#### [Written instruction 1]
From the personal reflections, translate the sentence "I enjoy my work with and for our students and my colleagues." into Spanish.

Sometimes a confluence of events causes me to reflect upon my life. What follows are a few of my reflections.
I attended a university retirement reception Thursday. The room was bursting at the seams with the gentleman’s friends and colleagues—including myself. He has been much lauded throughout his long career—and deservedly so. And he still has much of his life left to live, but he wants to do it on his own terms. He wants to pursue his artwork, travel the world, and spend more of his time with his family. I will remember his warm smiles and his can do attitude. I also have several decades of service and contributions made in my department. Yet, I still feel young and can’t envision retiring yet—even if I could afford to in the future. I enjoy my work with and for our students and my colleagues.
Recently, I was invited to Chair the committee for a community organization’s education award scholarship. I have served on that committee since winning one of those award scholarships several years ago when I was studying for my doctorate. I’m ABD, but finishing seems out of reach for me with other demands upon my time—some of those demands are of my own creation, and imagination with my fiction writings, rather than doing academic writings. You see, my dream changed to being a storyteller. Yet, I can help others with their own education or recareering goals via this committee. So I accepted the task of being the committee Chair. I have chaired various committees over the years, so it is not a daunting task for me. And hopefully, I can aid in making the award application review process less painful for the committee—so we can focus on the joy of helping six to ten women with their pursuing their dreams.

#### [Input data]
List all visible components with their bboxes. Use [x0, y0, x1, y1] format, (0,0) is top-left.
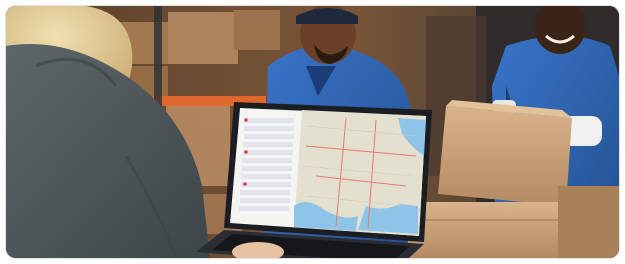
warehouse-photo	[6, 6, 619, 258]
photo-card	[6, 6, 619, 258]
carried-box	[438, 100, 572, 206]
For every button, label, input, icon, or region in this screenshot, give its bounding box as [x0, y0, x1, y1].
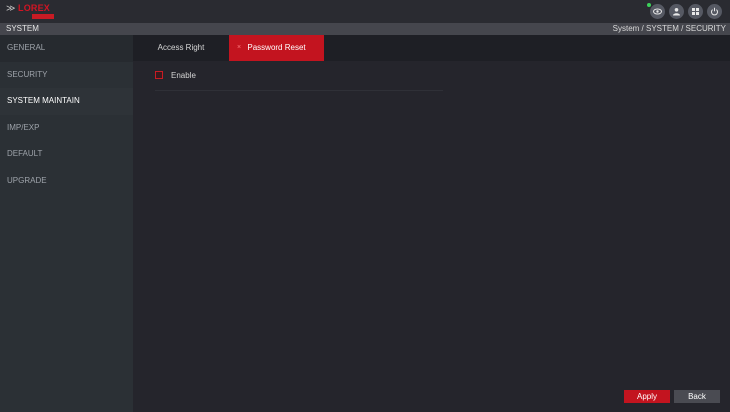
user-icon[interactable]	[669, 4, 684, 19]
enable-row: Enable	[155, 69, 196, 81]
sidebar: GENERAL SECURITY SYSTEM MAINTAIN IMP/EXP…	[0, 35, 133, 412]
status-dot	[647, 3, 651, 7]
sidebar-item-system-maintain[interactable]: SYSTEM MAINTAIN	[0, 88, 133, 115]
page-title: SYSTEM	[6, 24, 39, 33]
lorex-logo: ≫ LOREX	[6, 3, 66, 21]
close-icon: ×	[237, 44, 242, 51]
tab-label: Access Right	[157, 43, 205, 52]
grid-icon[interactable]	[688, 4, 703, 19]
sidebar-item-upgrade[interactable]: UPGRADE	[0, 168, 133, 195]
logo-text: LOREX	[18, 3, 51, 13]
divider	[155, 90, 443, 91]
main-panel: Access Right × Password Reset Enable App…	[133, 35, 730, 412]
title-bar: SYSTEM System / SYSTEM / SECURITY	[0, 23, 730, 35]
tab-bar: Access Right × Password Reset	[133, 35, 730, 61]
sidebar-item-security[interactable]: SECURITY	[0, 62, 133, 89]
sidebar-item-general[interactable]: GENERAL	[0, 35, 133, 62]
tab-label: Password Reset	[247, 43, 306, 52]
back-button[interactable]: Back	[674, 390, 720, 403]
logo-chevron-icon: ≫	[6, 3, 16, 13]
sidebar-item-imp-exp[interactable]: IMP/EXP	[0, 115, 133, 142]
tab-access-right[interactable]: Access Right	[133, 35, 229, 61]
breadcrumb: System / SYSTEM / SECURITY	[612, 24, 726, 33]
eye-icon[interactable]	[647, 3, 665, 19]
enable-checkbox[interactable]	[155, 71, 163, 79]
sidebar-item-default[interactable]: DEFAULT	[0, 141, 133, 168]
logo-badge	[32, 14, 54, 19]
tab-password-reset[interactable]: × Password Reset	[229, 35, 324, 61]
top-icon-group	[647, 3, 722, 19]
enable-label: Enable	[171, 70, 196, 80]
apply-button[interactable]: Apply	[624, 390, 670, 403]
top-bar: ≫ LOREX	[0, 0, 730, 23]
power-icon[interactable]	[707, 4, 722, 19]
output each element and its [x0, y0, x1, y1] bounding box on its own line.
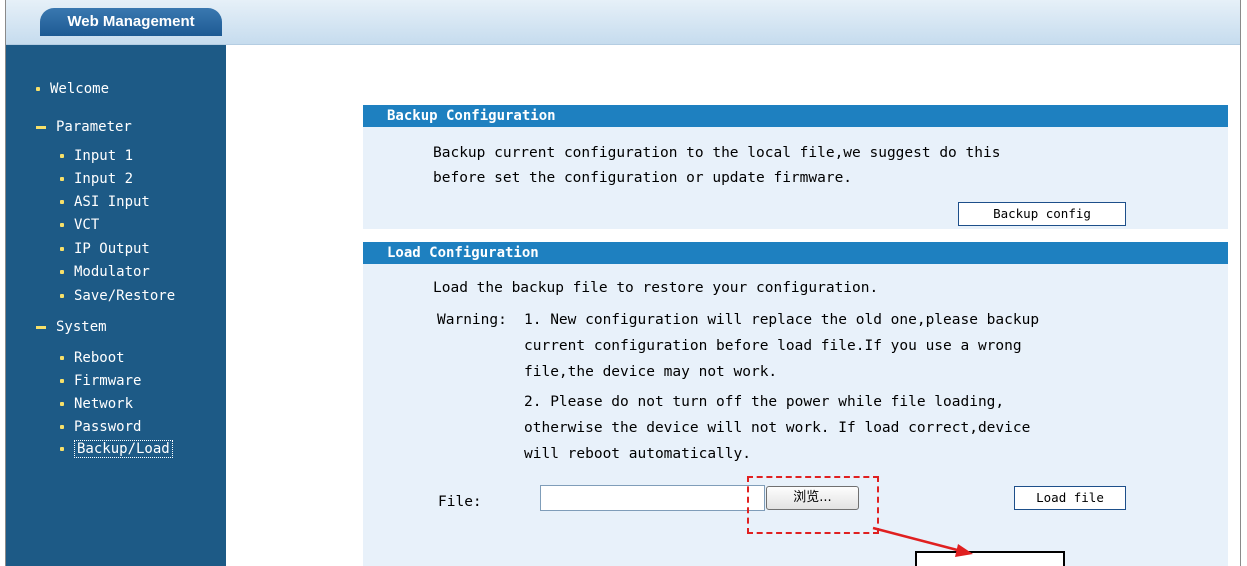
bullet-icon: [60, 223, 64, 227]
bullet-icon: [60, 247, 64, 251]
warning-2-line-2: otherwise the device will not work. If l…: [524, 420, 1031, 436]
sidebar-item-input-1[interactable]: Input 1: [60, 148, 133, 164]
sidebar-item-reboot[interactable]: Reboot: [60, 350, 125, 366]
bullet-icon: [60, 270, 64, 274]
sidebar-group-system[interactable]: System: [36, 319, 107, 335]
file-path-input[interactable]: [540, 485, 765, 511]
warning-2-line-1: 2. Please do not turn off the power whil…: [524, 394, 1005, 410]
backup-config-button[interactable]: Backup config: [958, 202, 1126, 226]
sidebar-item-vct[interactable]: VCT: [60, 217, 99, 233]
collapse-icon: [36, 125, 46, 129]
sidebar-item-network[interactable]: Network: [60, 396, 133, 412]
bullet-icon: [60, 447, 64, 451]
sidebar-group-parameter[interactable]: Parameter: [36, 119, 132, 135]
warning-1-line-3: file,the device may not work.: [524, 364, 778, 380]
top-banner: Web Management: [6, 0, 1240, 45]
browser-frame: Web Management Welcome Parameter Input 1…: [5, 0, 1241, 566]
sidebar-item-welcome[interactable]: Welcome: [36, 81, 109, 97]
backup-description-line-1: Backup current configuration to the loca…: [433, 145, 1001, 161]
bullet-icon: [60, 425, 64, 429]
bullet-icon: [60, 402, 64, 406]
backup-panel: Backup Configuration Backup current conf…: [363, 105, 1228, 229]
collapse-icon: [36, 325, 46, 329]
sidebar-item-password[interactable]: Password: [60, 419, 141, 435]
brand-tab: Web Management: [40, 8, 222, 36]
annotation-highlight-box: [747, 476, 879, 534]
file-label: File:: [438, 494, 482, 510]
load-panel-title: Load Configuration: [363, 242, 1228, 264]
warning-2-line-3: will reboot automatically.: [524, 446, 751, 462]
backup-description-line-2: before set the configuration or update f…: [433, 170, 853, 186]
load-intro-text: Load the backup file to restore your con…: [433, 280, 879, 296]
warning-1-line-2: current configuration before load file.I…: [524, 338, 1022, 354]
annotation-arrow-icon: [872, 526, 973, 557]
sidebar: Welcome Parameter Input 1 Input 2 ASI In…: [6, 45, 226, 566]
backup-panel-title: Backup Configuration: [363, 105, 1228, 127]
sidebar-item-save-restore[interactable]: Save/Restore: [60, 288, 175, 304]
load-file-button[interactable]: Load file: [1014, 486, 1126, 510]
sidebar-item-ip-output[interactable]: IP Output: [60, 241, 150, 257]
warning-label: Warning:: [437, 312, 507, 328]
main-content: Backup Configuration Backup current conf…: [227, 45, 1240, 566]
bullet-icon: [36, 87, 40, 91]
sidebar-item-asi-input[interactable]: ASI Input: [60, 194, 150, 210]
bullet-icon: [60, 379, 64, 383]
bullet-icon: [60, 154, 64, 158]
bullet-icon: [60, 356, 64, 360]
sidebar-item-firmware[interactable]: Firmware: [60, 373, 141, 389]
sidebar-item-backup-load[interactable]: Backup/Load: [60, 440, 173, 458]
bullet-icon: [60, 177, 64, 181]
bullet-icon: [60, 200, 64, 204]
sidebar-item-input-2[interactable]: Input 2: [60, 171, 133, 187]
sidebar-item-modulator[interactable]: Modulator: [60, 264, 150, 280]
warning-1-line-1: 1. New configuration will replace the ol…: [524, 312, 1040, 328]
bullet-icon: [60, 294, 64, 298]
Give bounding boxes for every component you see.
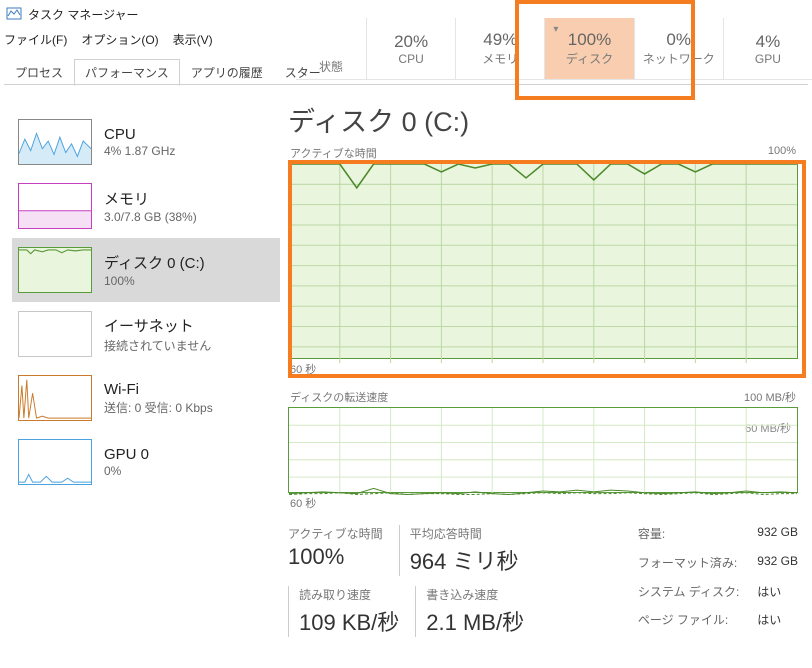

#### [Written instruction 2]
Put the lines of the listing into a numbered list, beginning with the line containing "bullet-icon: [60, 223, 64, 227]" and continuing through the line containing "file-path-input[interactable]: [540, 485, 765, 511]". Leave out any blank lines.

#### [Complete answer 1]
Disfruto de mi trabajo con y para nuestros estudiantes y mis colegas.

#### [Complete answer 2]
1. bullet-icon: [60, 223, 64, 227]
2. bullet-icon: [60, 247, 64, 251]
3. warning-2-line-2: otherwise the device will not work. If l…: [524, 420, 1031, 436]
4. sidebar-item-input-1[interactable]: Input 1: [60, 148, 133, 164]
5. sidebar-item-reboot[interactable]: Reboot: [60, 350, 125, 366]
6. bullet-icon: [60, 270, 64, 274]
7. sidebar-group-system[interactable]: System: [36, 319, 107, 335]
8. file-path-input[interactable]: [540, 485, 765, 511]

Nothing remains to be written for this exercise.